### LISTED RECORDS

—————

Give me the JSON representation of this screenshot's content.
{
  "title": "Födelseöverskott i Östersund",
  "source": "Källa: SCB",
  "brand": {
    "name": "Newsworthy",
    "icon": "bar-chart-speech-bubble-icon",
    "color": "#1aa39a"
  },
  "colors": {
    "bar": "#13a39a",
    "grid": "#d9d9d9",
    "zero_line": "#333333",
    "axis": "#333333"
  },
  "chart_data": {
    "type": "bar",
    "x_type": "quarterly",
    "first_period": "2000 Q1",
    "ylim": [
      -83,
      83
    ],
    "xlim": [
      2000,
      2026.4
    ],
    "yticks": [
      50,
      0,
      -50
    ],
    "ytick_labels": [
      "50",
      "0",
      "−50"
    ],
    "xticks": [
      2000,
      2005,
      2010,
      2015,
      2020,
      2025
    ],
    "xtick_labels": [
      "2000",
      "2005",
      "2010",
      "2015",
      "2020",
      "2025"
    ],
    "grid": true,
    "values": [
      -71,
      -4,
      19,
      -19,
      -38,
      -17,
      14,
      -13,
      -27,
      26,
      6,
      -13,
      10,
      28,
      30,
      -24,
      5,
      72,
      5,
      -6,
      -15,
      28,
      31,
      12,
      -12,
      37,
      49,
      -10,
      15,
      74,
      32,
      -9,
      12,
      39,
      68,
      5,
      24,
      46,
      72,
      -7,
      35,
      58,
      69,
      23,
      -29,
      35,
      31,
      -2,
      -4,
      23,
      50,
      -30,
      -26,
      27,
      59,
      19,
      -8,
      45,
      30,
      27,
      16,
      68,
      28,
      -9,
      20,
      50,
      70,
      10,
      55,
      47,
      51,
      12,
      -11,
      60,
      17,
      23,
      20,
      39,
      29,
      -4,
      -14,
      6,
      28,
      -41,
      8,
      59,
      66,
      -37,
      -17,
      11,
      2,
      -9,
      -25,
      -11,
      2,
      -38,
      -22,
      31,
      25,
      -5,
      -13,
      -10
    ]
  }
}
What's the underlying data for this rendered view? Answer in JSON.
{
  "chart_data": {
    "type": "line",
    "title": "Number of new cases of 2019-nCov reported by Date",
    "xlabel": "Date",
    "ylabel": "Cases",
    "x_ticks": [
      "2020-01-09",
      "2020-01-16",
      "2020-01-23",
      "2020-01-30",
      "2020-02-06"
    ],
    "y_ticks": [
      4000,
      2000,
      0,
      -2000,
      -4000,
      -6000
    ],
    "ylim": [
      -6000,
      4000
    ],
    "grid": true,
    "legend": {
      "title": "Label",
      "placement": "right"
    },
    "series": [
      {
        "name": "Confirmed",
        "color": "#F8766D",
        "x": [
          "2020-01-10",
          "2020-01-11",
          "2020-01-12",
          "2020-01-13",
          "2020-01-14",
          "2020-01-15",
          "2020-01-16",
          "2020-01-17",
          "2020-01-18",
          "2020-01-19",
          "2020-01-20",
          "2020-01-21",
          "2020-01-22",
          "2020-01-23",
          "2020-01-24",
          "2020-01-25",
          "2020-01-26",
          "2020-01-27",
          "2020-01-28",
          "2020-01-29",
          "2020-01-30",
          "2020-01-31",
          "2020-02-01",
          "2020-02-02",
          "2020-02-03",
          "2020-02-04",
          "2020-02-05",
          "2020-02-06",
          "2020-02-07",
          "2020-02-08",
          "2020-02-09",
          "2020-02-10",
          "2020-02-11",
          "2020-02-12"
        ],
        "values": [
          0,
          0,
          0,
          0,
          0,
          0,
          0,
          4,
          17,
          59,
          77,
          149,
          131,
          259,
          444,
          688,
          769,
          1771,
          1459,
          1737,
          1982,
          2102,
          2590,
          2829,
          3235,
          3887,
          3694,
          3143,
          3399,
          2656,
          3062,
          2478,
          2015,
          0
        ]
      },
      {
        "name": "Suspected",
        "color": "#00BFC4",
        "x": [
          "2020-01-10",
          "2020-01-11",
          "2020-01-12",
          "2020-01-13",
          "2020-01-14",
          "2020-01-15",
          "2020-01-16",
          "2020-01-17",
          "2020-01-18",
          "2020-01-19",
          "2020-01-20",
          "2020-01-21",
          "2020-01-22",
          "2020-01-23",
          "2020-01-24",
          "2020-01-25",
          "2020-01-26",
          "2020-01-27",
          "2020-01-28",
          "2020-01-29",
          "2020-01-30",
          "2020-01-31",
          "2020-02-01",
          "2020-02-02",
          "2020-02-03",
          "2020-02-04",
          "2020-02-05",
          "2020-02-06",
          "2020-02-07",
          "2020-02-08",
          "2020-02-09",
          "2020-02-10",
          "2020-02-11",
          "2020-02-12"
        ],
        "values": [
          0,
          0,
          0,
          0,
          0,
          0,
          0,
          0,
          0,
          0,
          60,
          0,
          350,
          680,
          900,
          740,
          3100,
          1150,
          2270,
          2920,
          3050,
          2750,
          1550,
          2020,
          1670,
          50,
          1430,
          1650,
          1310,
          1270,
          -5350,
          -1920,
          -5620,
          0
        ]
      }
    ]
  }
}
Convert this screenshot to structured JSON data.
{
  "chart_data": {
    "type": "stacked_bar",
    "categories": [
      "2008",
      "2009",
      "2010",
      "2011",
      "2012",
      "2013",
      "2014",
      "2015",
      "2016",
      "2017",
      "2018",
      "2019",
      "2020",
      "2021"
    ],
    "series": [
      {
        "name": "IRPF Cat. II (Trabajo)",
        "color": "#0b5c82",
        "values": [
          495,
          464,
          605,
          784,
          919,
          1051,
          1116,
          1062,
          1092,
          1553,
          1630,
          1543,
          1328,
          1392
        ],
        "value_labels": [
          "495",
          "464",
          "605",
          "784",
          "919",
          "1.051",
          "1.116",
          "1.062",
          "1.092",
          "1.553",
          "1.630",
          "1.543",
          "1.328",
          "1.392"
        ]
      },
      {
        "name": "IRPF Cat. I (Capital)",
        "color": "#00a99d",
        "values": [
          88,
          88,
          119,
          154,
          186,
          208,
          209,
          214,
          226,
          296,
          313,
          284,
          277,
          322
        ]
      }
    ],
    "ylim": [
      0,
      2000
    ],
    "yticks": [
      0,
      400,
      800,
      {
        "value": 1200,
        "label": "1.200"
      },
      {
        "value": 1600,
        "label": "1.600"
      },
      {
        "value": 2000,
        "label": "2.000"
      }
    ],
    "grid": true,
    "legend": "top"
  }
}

—————

### DIRECTIONS FOR THIS TASK
Return the full listing, character for character.

### EXERCISE RESPONSE
Give me the JSON representation of this screenshot's content.
{
  "title": "Födelseöverskott i Östersund",
  "source": "Källa: SCB",
  "brand": {
    "name": "Newsworthy",
    "icon": "bar-chart-speech-bubble-icon",
    "color": "#1aa39a"
  },
  "colors": {
    "bar": "#13a39a",
    "grid": "#d9d9d9",
    "zero_line": "#333333",
    "axis": "#333333"
  },
  "chart_data": {
    "type": "bar",
    "x_type": "quarterly",
    "first_period": "2000 Q1",
    "ylim": [
      -83,
      83
    ],
    "xlim": [
      2000,
      2026.4
    ],
    "yticks": [
      50,
      0,
      -50
    ],
    "ytick_labels": [
      "50",
      "0",
      "−50"
    ],
    "xticks": [
      2000,
      2005,
      2010,
      2015,
      2020,
      2025
    ],
    "xtick_labels": [
      "2000",
      "2005",
      "2010",
      "2015",
      "2020",
      "2025"
    ],
    "grid": true,
    "values": [
      -71,
      -4,
      19,
      -19,
      -38,
      -17,
      14,
      -13,
      -27,
      26,
      6,
      -13,
      10,
      28,
      30,
      -24,
      5,
      72,
      5,
      -6,
      -15,
      28,
      31,
      12,
      -12,
      37,
      49,
      -10,
      15,
      74,
      32,
      -9,
      12,
      39,
      68,
      5,
      24,
      46,
      72,
      -7,
      35,
      58,
      69,
      23,
      -29,
      35,
      31,
      -2,
      -4,
      23,
      50,
      -30,
      -26,
      27,
      59,
      19,
      -8,
      45,
      30,
      27,
      16,
      68,
      28,
      -9,
      20,
      50,
      70,
      10,
      55,
      47,
      51,
      12,
      -11,
      60,
      17,
      23,
      20,
      39,
      29,
      -4,
      -14,
      6,
      28,
      -41,
      8,
      59,
      66,
      -37,
      -17,
      11,
      2,
      -9,
      -25,
      -11,
      2,
      -38,
      -22,
      31,
      25,
      -5,
      -13,
      -10
    ]
  }
}
What's the underlying data for this rendered view? Answer in JSON.
{
  "chart_data": {
    "type": "line",
    "title": "Number of new cases of 2019-nCov reported by Date",
    "xlabel": "Date",
    "ylabel": "Cases",
    "x_ticks": [
      "2020-01-09",
      "2020-01-16",
      "2020-01-23",
      "2020-01-30",
      "2020-02-06"
    ],
    "y_ticks": [
      4000,
      2000,
      0,
      -2000,
      -4000,
      -6000
    ],
    "ylim": [
      -6000,
      4000
    ],
    "grid": true,
    "legend": {
      "title": "Label",
      "placement": "right"
    },
    "series": [
      {
        "name": "Confirmed",
        "color": "#F8766D",
        "x": [
          "2020-01-10",
          "2020-01-11",
          "2020-01-12",
          "2020-01-13",
          "2020-01-14",
          "2020-01-15",
          "2020-01-16",
          "2020-01-17",
          "2020-01-18",
          "2020-01-19",
          "2020-01-20",
          "2020-01-21",
          "2020-01-22",
          "2020-01-23",
          "2020-01-24",
          "2020-01-25",
          "2020-01-26",
          "2020-01-27",
          "2020-01-28",
          "2020-01-29",
          "2020-01-30",
          "2020-01-31",
          "2020-02-01",
          "2020-02-02",
          "2020-02-03",
          "2020-02-04",
          "2020-02-05",
          "2020-02-06",
          "2020-02-07",
          "2020-02-08",
          "2020-02-09",
          "2020-02-10",
          "2020-02-11",
          "2020-02-12"
        ],
        "values": [
          0,
          0,
          0,
          0,
          0,
          0,
          0,
          4,
          17,
          59,
          77,
          149,
          131,
          259,
          444,
          688,
          769,
          1771,
          1459,
          1737,
          1982,
          2102,
          2590,
          2829,
          3235,
          3887,
          3694,
          3143,
          3399,
          2656,
          3062,
          2478,
          2015,
          0
        ]
      },
      {
        "name": "Suspected",
        "color": "#00BFC4",
        "x": [
          "2020-01-10",
          "2020-01-11",
          "2020-01-12",
          "2020-01-13",
          "2020-01-14",
          "2020-01-15",
          "2020-01-16",
          "2020-01-17",
          "2020-01-18",
          "2020-01-19",
          "2020-01-20",
          "2020-01-21",
          "2020-01-22",
          "2020-01-23",
          "2020-01-24",
          "2020-01-25",
          "2020-01-26",
          "2020-01-27",
          "2020-01-28",
          "2020-01-29",
          "2020-01-30",
          "2020-01-31",
          "2020-02-01",
          "2020-02-02",
          "2020-02-03",
          "2020-02-04",
          "2020-02-05",
          "2020-02-06",
          "2020-02-07",
          "2020-02-08",
          "2020-02-09",
          "2020-02-10",
          "2020-02-11",
          "2020-02-12"
        ],
        "values": [
          0,
          0,
          0,
          0,
          0,
          0,
          0,
          0,
          0,
          0,
          60,
          0,
          350,
          680,
          900,
          740,
          3100,
          1150,
          2270,
          2920,
          3050,
          2750,
          1550,
          2020,
          1670,
          50,
          1430,
          1650,
          1310,
          1270,
          -5350,
          -1920,
          -5620,
          0
        ]
      }
    ]
  }
}
Convert this screenshot to structured JSON data.
{
  "chart_data": {
    "type": "stacked_bar",
    "categories": [
      "2008",
      "2009",
      "2010",
      "2011",
      "2012",
      "2013",
      "2014",
      "2015",
      "2016",
      "2017",
      "2018",
      "2019",
      "2020",
      "2021"
    ],
    "series": [
      {
        "name": "IRPF Cat. II (Trabajo)",
        "color": "#0b5c82",
        "values": [
          495,
          464,
          605,
          784,
          919,
          1051,
          1116,
          1062,
          1092,
          1553,
          1630,
          1543,
          1328,
          1392
        ],
        "value_labels": [
          "495",
          "464",
          "605",
          "784",
          "919",
          "1.051",
          "1.116",
          "1.062",
          "1.092",
          "1.553",
          "1.630",
          "1.543",
          "1.328",
          "1.392"
        ]
      },
      {
        "name": "IRPF Cat. I (Capital)",
        "color": "#00a99d",
        "values": [
          88,
          88,
          119,
          154,
          186,
          208,
          209,
          214,
          226,
          296,
          313,
          284,
          277,
          322
        ]
      }
    ],
    "ylim": [
      0,
      2000
    ],
    "yticks": [
      0,
      400,
      800,
      {
        "value": 1200,
        "label": "1.200"
      },
      {
        "value": 1600,
        "label": "1.600"
      },
      {
        "value": 2000,
        "label": "2.000"
      }
    ],
    "grid": true,
    "legend": "top"
  }
}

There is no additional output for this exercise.